▶ AIM OF THE EXERCISE:
Find and copy each line of the listing below that has the word "normalized" in it.

▶ SOURCE INFORMATION:

════════

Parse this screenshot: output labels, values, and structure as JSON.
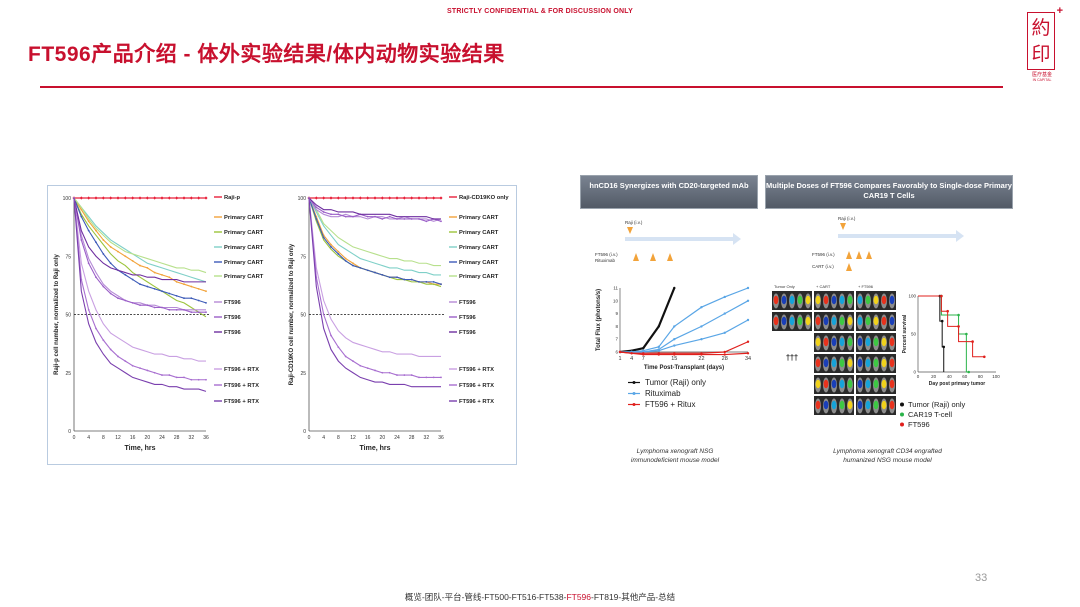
{
  "header": {
    "confidential": "STRICTLY CONFIDENTIAL & FOR DISCUSSION ONLY",
    "title": "FT596产品介绍 - 体外实验结果/体内动物实验结果"
  },
  "logo": {
    "glyph_top": "約",
    "glyph_bottom": "印",
    "plus": "+",
    "cn": "医疗基金",
    "en": "IN CAPITAL"
  },
  "page_number": "33",
  "footer": {
    "before": "概览-团队-平台-管线-FT500-FT516-FT538-",
    "highlight": "FT596",
    "after": "-FT819-其他产品-总结"
  },
  "colors": {
    "brand_red": "#c8102e"
  },
  "panels": {
    "chart1_caption_1": "Lymphoma xenograft NSG",
    "chart1_caption_2": "immunodeficient mouse model",
    "chart2_caption_1": "Lymphoma xenograft CD34 engrafted",
    "chart2_caption_2": "humanized NSG mouse model",
    "hdr_a": "hnCD16 Synergizes with CD20-targeted mAb",
    "hdr_b": "Multiple Doses of FT596 Compares Favorably to Single-dose Primary CAR19 T Cells",
    "schedule_a": {
      "top": "Raji (i.v.)",
      "bottom_1": "FT596 (i.v.)",
      "bottom_2": "Rituximab"
    },
    "schedule_b": {
      "top": "Raji (i.v.)",
      "bottom_1": "FT596 (i.v.)",
      "bottom_2": "CART (i.v.)"
    },
    "imaging": {
      "col1": "Tumor Only",
      "col2": "+ CART",
      "col3": "+ FT596",
      "deaths": "†††"
    }
  },
  "chart_data": [
    {
      "type": "line",
      "xlabel": "Time, hrs",
      "ylabel": "Raji-p cell number, normalized to Raji only",
      "x": [
        0,
        2,
        4,
        6,
        8,
        10,
        12,
        14,
        16,
        18,
        20,
        22,
        24,
        26,
        28,
        30,
        32,
        34,
        36
      ],
      "x_ticks": [
        0,
        4,
        8,
        12,
        16,
        20,
        24,
        28,
        32,
        36
      ],
      "y_ticks": [
        0,
        25,
        50,
        75,
        100
      ],
      "ylim": [
        0,
        100
      ],
      "reference_line": 50,
      "series": [
        {
          "name": "Raji-p",
          "color": "#e8203a",
          "values": [
            100,
            100,
            100,
            100,
            100,
            100,
            100,
            100,
            100,
            100,
            100,
            100,
            100,
            100,
            100,
            100,
            100,
            100,
            100
          ]
        },
        {
          "name": "Primary CART",
          "color": "#f2a33a",
          "values": [
            100,
            95,
            90,
            86,
            82,
            79,
            77,
            75,
            73,
            71,
            70,
            68,
            67,
            66,
            64,
            63,
            62,
            61,
            60
          ]
        },
        {
          "name": "Primary CART",
          "color": "#9cc43c",
          "values": [
            100,
            93,
            88,
            84,
            80,
            76,
            73,
            71,
            68,
            66,
            64,
            62,
            60,
            58,
            56,
            55,
            53,
            51,
            49
          ]
        },
        {
          "name": "Primary CART",
          "color": "#7fd0c8",
          "values": [
            100,
            96,
            92,
            88,
            85,
            82,
            80,
            78,
            76,
            74,
            72,
            71,
            70,
            69,
            68,
            67,
            66,
            65,
            64
          ]
        },
        {
          "name": "Primary CART",
          "color": "#3d5bb8",
          "values": [
            100,
            92,
            86,
            81,
            76,
            72,
            69,
            67,
            65,
            63,
            62,
            61,
            60,
            59,
            58,
            57,
            57,
            56,
            55
          ]
        },
        {
          "name": "Primary CART",
          "color": "#b7e08c",
          "values": [
            100,
            96,
            91,
            87,
            84,
            81,
            79,
            77,
            76,
            75,
            74,
            73,
            72,
            71,
            70,
            70,
            69,
            69,
            68
          ]
        },
        {
          "name": "FT596",
          "color": "#b58ad6",
          "values": [
            100,
            84,
            74,
            68,
            63,
            60,
            58,
            56,
            55,
            55,
            54,
            54,
            53,
            53,
            53,
            52,
            52,
            52,
            52
          ]
        },
        {
          "name": "FT596",
          "color": "#9b5fc8",
          "values": [
            100,
            82,
            72,
            66,
            62,
            59,
            57,
            56,
            55,
            54,
            54,
            53,
            53,
            52,
            52,
            52,
            51,
            51,
            51
          ]
        },
        {
          "name": "FT596",
          "color": "#6f2fa0",
          "values": [
            100,
            86,
            79,
            75,
            72,
            70,
            69,
            68,
            67,
            67,
            66,
            66,
            65,
            65,
            65,
            64,
            64,
            64,
            64
          ]
        },
        {
          "name": "FT596 + RTX",
          "color": "#c9a0e2",
          "values": [
            100,
            72,
            60,
            52,
            46,
            42,
            40,
            38,
            36,
            35,
            34,
            33,
            33,
            32,
            32,
            31,
            31,
            30,
            30
          ]
        },
        {
          "name": "FT596 + RTX",
          "color": "#a86fd0",
          "values": [
            100,
            65,
            52,
            44,
            39,
            35,
            32,
            30,
            28,
            27,
            26,
            25,
            24,
            24,
            23,
            23,
            22,
            22,
            22
          ]
        },
        {
          "name": "FT596 + RTX",
          "color": "#7a3fae",
          "values": [
            100,
            60,
            46,
            38,
            33,
            29,
            27,
            25,
            23,
            22,
            21,
            20,
            20,
            19,
            19,
            18,
            18,
            18,
            17
          ]
        }
      ]
    },
    {
      "type": "line",
      "xlabel": "Time, hrs",
      "ylabel": "Raji-CD19KO cell number, normalized to Raji only",
      "x": [
        0,
        2,
        4,
        6,
        8,
        10,
        12,
        14,
        16,
        18,
        20,
        22,
        24,
        26,
        28,
        30,
        32,
        34,
        36
      ],
      "x_ticks": [
        0,
        4,
        8,
        12,
        16,
        20,
        24,
        28,
        32,
        36
      ],
      "y_ticks": [
        0,
        25,
        50,
        75,
        100
      ],
      "ylim": [
        0,
        100
      ],
      "reference_line": 50,
      "series": [
        {
          "name": "Raji-CD19KO only",
          "color": "#e8203a",
          "values": [
            100,
            100,
            100,
            100,
            100,
            100,
            100,
            100,
            100,
            100,
            100,
            100,
            100,
            100,
            100,
            100,
            100,
            100,
            100
          ]
        },
        {
          "name": "Primary CART",
          "color": "#f2a33a",
          "values": [
            100,
            92,
            84,
            80,
            77,
            74,
            72,
            70,
            69,
            68,
            67,
            66,
            66,
            65,
            65,
            64,
            64,
            63,
            63
          ]
        },
        {
          "name": "Primary CART",
          "color": "#9cc43c",
          "values": [
            100,
            90,
            82,
            78,
            75,
            73,
            71,
            70,
            69,
            68,
            67,
            66,
            65,
            65,
            64,
            64,
            63,
            63,
            62
          ]
        },
        {
          "name": "Primary CART",
          "color": "#7fd0c8",
          "values": [
            100,
            94,
            88,
            84,
            80,
            78,
            76,
            74,
            73,
            72,
            71,
            70,
            70,
            69,
            69,
            68,
            68,
            67,
            67
          ]
        },
        {
          "name": "Primary CART",
          "color": "#3d5bb8",
          "values": [
            100,
            91,
            83,
            79,
            76,
            73,
            71,
            70,
            69,
            68,
            67,
            66,
            66,
            65,
            65,
            64,
            64,
            64,
            63
          ]
        },
        {
          "name": "Primary CART",
          "color": "#b7e08c",
          "values": [
            100,
            95,
            89,
            86,
            83,
            81,
            79,
            78,
            77,
            76,
            75,
            74,
            74,
            73,
            73,
            72,
            72,
            71,
            71
          ]
        },
        {
          "name": "FT596",
          "color": "#b58ad6",
          "values": [
            100,
            95,
            93,
            92,
            92,
            93,
            92,
            92,
            91,
            92,
            92,
            91,
            91,
            92,
            91,
            91,
            91,
            90,
            91
          ]
        },
        {
          "name": "FT596",
          "color": "#9b5fc8",
          "values": [
            100,
            96,
            94,
            93,
            93,
            92,
            92,
            93,
            92,
            92,
            91,
            92,
            91,
            91,
            91,
            91,
            90,
            91,
            90
          ]
        },
        {
          "name": "FT596",
          "color": "#6f2fa0",
          "values": [
            100,
            97,
            95,
            95,
            94,
            94,
            94,
            93,
            93,
            93,
            93,
            93,
            92,
            92,
            92,
            92,
            92,
            91,
            91
          ]
        },
        {
          "name": "FT596 + RTX",
          "color": "#c9a0e2",
          "values": [
            100,
            70,
            56,
            48,
            43,
            40,
            38,
            37,
            36,
            35,
            34,
            34,
            33,
            33,
            33,
            32,
            32,
            32,
            32
          ]
        },
        {
          "name": "FT596 + RTX",
          "color": "#a86fd0",
          "values": [
            100,
            66,
            50,
            41,
            36,
            32,
            30,
            28,
            27,
            26,
            25,
            25,
            24,
            24,
            24,
            23,
            23,
            23,
            23
          ]
        },
        {
          "name": "FT596 + RTX",
          "color": "#7a3fae",
          "values": [
            100,
            62,
            44,
            35,
            30,
            27,
            25,
            23,
            22,
            21,
            21,
            20,
            20,
            20,
            19,
            19,
            19,
            19,
            19
          ]
        }
      ]
    },
    {
      "type": "line",
      "xlabel": "Time Post-Transplant (days)",
      "ylabel": "Total Flux (photons/s)",
      "y_scale": "log",
      "x_ticks": [
        1,
        4,
        7,
        15,
        22,
        28,
        34
      ],
      "y_ticks_log10": [
        6,
        7,
        8,
        9,
        10,
        11
      ],
      "series": [
        {
          "name": "Tumor (Raji) only",
          "color": "#111111",
          "x": [
            1,
            4,
            7,
            11,
            15
          ],
          "log10_values": [
            6.0,
            6.1,
            6.3,
            8.0,
            11.0
          ]
        },
        {
          "name": "Rituximab",
          "color": "#5aa6e6",
          "x": [
            1,
            4,
            7,
            11,
            15,
            22,
            28,
            34
          ],
          "log10_values": [
            6.0,
            6.0,
            6.1,
            6.4,
            8.0,
            9.5,
            10.3,
            11.0
          ]
        },
        {
          "name": "Rituximab",
          "color": "#5aa6e6",
          "x": [
            1,
            4,
            7,
            11,
            15,
            22,
            28,
            34
          ],
          "log10_values": [
            6.0,
            6.0,
            6.0,
            6.2,
            7.0,
            8.0,
            9.0,
            10.0
          ]
        },
        {
          "name": "Rituximab",
          "color": "#5aa6e6",
          "x": [
            1,
            4,
            7,
            11,
            15,
            22,
            28,
            34
          ],
          "log10_values": [
            6.0,
            6.0,
            6.0,
            6.1,
            6.5,
            7.0,
            7.5,
            8.5
          ]
        },
        {
          "name": "FT596 + Ritux",
          "color": "#e0201d",
          "x": [
            1,
            4,
            7,
            11,
            15,
            22,
            28,
            34
          ],
          "log10_values": [
            6.0,
            5.9,
            5.9,
            5.9,
            5.9,
            5.9,
            6.0,
            6.8
          ]
        },
        {
          "name": "FT596 + Ritux",
          "color": "#e0201d",
          "x": [
            1,
            4,
            7,
            11,
            15,
            22,
            28,
            34
          ],
          "log10_values": [
            6.0,
            5.9,
            5.8,
            5.8,
            5.8,
            5.8,
            5.8,
            5.9
          ]
        }
      ]
    },
    {
      "type": "line",
      "xlabel": "Day post primary tumor",
      "ylabel": "Percent survival",
      "xlim": [
        0,
        100
      ],
      "ylim": [
        0,
        100
      ],
      "x_ticks": [
        0,
        20,
        40,
        60,
        80,
        100
      ],
      "y_ticks": [
        0,
        50,
        100
      ],
      "series": [
        {
          "name": "Tumor (Raji) only",
          "color": "#111111",
          "x": [
            0,
            28,
            28,
            31,
            31,
            33,
            33
          ],
          "values": [
            100,
            100,
            67,
            67,
            33,
            33,
            0
          ]
        },
        {
          "name": "CAR19 T-cell",
          "color": "#2bb34a",
          "x": [
            0,
            30,
            30,
            52,
            52,
            62,
            62,
            65
          ],
          "values": [
            100,
            100,
            75,
            75,
            50,
            50,
            0,
            0
          ]
        },
        {
          "name": "FT596",
          "color": "#e0201d",
          "x": [
            0,
            30,
            30,
            38,
            38,
            52,
            52,
            70,
            70,
            85
          ],
          "values": [
            100,
            100,
            80,
            80,
            60,
            60,
            40,
            40,
            20,
            20
          ]
        }
      ]
    }
  ]
}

════════

▶ ANSWER BELOW:
      "ylabel": "Raji-p cell number, normalized to Raji only",
      "ylabel": "Raji-CD19KO cell number, normalized to Raji only",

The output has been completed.